● **TASK OBJECTIVE**:
Keep only the lines where "value" appears.

[Items from a figure collection]
──────────────────────────────

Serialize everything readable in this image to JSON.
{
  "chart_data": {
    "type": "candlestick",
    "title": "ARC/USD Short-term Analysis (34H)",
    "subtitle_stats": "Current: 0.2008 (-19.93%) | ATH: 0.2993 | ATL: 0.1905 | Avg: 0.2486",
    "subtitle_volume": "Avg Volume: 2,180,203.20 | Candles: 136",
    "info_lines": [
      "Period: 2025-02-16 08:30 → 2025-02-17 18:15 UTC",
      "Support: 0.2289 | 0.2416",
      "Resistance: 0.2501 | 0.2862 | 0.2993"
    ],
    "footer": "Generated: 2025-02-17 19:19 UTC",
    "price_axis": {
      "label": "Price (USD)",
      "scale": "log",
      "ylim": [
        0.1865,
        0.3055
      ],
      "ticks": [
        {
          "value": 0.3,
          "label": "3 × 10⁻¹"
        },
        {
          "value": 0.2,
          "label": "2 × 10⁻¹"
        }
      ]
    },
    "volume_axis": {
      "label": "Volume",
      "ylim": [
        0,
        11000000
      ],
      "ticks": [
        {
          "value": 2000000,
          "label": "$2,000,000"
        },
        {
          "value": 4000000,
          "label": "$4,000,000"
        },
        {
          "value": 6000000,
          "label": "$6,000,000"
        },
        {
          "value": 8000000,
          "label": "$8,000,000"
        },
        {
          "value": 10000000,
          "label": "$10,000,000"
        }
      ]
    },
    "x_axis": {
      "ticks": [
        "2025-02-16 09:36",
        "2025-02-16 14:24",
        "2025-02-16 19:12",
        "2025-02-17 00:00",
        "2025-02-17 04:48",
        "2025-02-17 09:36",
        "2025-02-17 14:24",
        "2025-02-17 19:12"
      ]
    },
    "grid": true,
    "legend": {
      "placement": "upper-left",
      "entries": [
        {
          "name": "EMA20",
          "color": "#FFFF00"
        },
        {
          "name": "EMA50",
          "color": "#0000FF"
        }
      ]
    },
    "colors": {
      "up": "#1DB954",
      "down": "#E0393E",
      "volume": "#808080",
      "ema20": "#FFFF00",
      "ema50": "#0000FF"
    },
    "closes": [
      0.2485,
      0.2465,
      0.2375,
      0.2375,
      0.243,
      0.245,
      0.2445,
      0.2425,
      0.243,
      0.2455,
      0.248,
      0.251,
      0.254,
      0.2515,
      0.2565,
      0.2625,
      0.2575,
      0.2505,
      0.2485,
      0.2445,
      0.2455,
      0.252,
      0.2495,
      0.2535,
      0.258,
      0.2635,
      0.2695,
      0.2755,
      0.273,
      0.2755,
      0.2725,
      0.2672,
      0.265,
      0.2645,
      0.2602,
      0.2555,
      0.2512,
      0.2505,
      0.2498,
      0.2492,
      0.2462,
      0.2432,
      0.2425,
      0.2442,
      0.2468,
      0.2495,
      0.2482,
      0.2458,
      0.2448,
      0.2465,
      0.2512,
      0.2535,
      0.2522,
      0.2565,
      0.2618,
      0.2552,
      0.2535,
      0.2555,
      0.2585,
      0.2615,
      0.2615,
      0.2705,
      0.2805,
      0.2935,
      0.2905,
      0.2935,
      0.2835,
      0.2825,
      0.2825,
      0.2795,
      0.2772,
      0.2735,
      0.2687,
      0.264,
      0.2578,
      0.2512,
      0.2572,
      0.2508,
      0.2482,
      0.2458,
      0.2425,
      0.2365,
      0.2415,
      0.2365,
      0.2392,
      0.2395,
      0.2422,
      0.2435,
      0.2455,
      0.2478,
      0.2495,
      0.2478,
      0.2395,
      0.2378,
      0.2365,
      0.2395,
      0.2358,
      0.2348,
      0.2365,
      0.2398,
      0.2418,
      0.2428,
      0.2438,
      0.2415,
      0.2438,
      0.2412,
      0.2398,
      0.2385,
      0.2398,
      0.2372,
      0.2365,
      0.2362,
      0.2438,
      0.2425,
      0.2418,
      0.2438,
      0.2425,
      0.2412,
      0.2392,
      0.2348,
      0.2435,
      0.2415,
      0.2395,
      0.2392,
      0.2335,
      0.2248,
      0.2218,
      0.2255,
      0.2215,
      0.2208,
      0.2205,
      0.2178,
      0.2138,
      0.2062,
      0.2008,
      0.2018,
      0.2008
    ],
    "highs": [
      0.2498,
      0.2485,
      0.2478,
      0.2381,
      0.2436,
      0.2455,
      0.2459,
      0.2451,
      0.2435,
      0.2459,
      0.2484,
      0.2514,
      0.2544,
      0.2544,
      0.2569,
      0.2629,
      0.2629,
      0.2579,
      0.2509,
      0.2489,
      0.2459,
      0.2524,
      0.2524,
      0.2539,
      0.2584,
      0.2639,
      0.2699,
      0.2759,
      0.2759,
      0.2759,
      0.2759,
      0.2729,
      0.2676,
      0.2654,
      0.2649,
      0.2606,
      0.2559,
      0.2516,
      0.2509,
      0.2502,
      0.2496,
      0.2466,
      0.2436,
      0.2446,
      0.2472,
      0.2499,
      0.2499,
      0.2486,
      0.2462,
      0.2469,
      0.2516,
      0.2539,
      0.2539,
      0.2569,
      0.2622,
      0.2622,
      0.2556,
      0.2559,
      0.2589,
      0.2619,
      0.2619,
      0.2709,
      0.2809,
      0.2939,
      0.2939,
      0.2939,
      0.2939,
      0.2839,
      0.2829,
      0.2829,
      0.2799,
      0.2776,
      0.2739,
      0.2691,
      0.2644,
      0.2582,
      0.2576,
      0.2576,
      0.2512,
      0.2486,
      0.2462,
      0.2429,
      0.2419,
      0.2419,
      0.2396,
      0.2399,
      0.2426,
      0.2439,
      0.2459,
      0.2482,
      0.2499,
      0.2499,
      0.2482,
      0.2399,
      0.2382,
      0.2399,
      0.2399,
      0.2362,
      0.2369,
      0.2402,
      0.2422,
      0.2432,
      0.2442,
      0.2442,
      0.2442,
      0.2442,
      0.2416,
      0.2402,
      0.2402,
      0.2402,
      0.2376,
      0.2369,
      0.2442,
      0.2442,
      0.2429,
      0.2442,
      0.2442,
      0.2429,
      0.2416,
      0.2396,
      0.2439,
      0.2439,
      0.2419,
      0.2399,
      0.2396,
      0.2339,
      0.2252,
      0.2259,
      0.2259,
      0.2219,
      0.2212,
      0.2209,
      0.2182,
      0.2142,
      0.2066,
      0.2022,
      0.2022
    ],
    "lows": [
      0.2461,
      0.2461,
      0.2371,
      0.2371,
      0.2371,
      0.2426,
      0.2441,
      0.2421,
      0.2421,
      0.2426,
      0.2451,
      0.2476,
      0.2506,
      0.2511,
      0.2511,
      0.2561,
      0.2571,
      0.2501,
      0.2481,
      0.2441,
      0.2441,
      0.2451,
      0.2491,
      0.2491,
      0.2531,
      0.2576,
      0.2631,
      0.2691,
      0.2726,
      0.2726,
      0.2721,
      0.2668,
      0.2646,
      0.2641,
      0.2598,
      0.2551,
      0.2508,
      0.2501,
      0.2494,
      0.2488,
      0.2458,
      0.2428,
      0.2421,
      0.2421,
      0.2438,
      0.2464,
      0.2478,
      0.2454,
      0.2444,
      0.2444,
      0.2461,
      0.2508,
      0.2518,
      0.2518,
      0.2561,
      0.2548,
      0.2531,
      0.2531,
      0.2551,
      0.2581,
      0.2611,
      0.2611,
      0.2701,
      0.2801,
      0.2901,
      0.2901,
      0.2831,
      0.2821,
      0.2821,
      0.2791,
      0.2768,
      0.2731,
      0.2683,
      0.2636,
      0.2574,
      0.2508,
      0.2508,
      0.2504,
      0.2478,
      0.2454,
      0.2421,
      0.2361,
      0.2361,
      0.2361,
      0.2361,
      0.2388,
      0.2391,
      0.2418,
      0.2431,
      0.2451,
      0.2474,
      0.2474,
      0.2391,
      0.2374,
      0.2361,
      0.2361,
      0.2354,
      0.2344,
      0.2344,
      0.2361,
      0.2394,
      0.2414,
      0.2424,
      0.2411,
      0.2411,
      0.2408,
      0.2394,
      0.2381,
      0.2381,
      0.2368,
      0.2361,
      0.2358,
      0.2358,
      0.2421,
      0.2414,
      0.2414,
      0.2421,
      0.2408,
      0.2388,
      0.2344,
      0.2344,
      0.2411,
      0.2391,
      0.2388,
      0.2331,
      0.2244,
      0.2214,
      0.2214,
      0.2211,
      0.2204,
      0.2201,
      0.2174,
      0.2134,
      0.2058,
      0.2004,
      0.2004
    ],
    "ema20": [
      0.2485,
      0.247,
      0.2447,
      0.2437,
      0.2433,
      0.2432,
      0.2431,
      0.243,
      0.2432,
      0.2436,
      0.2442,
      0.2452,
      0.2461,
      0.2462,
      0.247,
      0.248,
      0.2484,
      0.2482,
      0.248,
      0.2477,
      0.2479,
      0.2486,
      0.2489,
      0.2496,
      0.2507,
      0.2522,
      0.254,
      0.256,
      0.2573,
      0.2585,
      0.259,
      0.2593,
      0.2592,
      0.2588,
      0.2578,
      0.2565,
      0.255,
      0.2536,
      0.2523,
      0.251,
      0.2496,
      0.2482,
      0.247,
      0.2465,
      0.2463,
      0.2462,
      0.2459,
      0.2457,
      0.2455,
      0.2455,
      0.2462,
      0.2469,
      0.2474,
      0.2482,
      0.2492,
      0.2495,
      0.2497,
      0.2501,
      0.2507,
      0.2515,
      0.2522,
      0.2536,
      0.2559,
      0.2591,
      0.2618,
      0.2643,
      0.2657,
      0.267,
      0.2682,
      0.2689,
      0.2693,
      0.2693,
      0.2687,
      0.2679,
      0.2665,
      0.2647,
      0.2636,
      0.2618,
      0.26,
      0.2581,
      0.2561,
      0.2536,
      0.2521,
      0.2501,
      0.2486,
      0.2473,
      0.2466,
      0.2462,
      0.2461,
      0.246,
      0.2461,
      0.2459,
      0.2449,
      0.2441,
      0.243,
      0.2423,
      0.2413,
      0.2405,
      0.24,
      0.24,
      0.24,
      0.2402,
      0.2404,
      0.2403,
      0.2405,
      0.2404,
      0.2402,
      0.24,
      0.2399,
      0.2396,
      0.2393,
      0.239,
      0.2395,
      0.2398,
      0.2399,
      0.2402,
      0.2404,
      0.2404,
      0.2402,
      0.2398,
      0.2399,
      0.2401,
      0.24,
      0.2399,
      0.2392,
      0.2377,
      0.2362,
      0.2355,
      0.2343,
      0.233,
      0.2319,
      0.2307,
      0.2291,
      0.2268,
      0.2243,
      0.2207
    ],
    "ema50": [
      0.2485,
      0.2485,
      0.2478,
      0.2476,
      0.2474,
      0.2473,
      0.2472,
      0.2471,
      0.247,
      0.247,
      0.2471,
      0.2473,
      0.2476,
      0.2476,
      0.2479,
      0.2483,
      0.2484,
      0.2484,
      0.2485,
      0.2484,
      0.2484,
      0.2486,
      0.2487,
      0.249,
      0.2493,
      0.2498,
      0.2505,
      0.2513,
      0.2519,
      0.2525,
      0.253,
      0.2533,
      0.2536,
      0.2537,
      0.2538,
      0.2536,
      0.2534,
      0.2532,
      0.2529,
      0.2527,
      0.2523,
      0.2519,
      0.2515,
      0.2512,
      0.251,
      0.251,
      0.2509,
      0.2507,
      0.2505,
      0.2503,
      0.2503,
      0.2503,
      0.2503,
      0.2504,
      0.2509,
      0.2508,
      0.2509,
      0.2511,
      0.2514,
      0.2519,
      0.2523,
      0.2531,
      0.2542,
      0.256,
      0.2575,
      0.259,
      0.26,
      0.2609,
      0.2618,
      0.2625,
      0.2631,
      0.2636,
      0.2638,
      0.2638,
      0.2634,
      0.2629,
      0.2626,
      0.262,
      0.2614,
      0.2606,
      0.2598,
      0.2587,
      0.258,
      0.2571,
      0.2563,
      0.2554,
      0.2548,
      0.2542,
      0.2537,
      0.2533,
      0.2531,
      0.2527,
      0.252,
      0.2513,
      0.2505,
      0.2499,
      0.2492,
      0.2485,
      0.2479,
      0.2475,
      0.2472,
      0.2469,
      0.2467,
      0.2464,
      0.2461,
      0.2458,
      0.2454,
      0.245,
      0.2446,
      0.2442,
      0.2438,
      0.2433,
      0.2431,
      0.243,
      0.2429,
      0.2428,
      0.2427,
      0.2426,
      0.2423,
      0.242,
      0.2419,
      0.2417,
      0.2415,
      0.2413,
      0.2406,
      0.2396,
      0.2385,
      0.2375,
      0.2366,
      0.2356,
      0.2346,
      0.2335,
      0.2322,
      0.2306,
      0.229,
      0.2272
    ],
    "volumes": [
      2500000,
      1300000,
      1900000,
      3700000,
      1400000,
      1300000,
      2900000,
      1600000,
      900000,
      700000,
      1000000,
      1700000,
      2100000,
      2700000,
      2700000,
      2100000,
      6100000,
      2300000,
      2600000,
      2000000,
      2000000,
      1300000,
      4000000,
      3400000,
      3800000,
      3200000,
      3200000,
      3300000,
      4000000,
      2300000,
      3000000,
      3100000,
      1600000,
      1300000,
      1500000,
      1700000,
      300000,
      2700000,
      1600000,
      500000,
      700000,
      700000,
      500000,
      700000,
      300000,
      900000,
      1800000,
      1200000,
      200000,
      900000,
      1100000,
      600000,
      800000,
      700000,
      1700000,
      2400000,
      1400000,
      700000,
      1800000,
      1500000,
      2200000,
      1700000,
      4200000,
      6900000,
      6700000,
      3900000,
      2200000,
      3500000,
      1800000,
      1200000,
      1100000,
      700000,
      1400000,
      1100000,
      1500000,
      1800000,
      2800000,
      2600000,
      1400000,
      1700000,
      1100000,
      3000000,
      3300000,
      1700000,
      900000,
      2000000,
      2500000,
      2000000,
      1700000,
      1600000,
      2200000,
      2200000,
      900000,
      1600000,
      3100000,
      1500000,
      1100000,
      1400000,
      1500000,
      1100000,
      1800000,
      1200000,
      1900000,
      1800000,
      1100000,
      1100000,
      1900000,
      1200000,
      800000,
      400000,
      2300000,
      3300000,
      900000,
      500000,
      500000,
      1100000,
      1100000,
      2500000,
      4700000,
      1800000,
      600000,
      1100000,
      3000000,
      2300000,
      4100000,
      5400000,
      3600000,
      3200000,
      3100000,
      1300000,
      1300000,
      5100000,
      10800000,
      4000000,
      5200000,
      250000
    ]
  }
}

──────────────────────────────

● **SOLUTION TO THIS PROBLEM**:
          "value": 0.3,
          "value": 0.2,
          "value": 2000000,
          "value": 4000000,
          "value": 6000000,
          "value": 8000000,
          "value": 10000000,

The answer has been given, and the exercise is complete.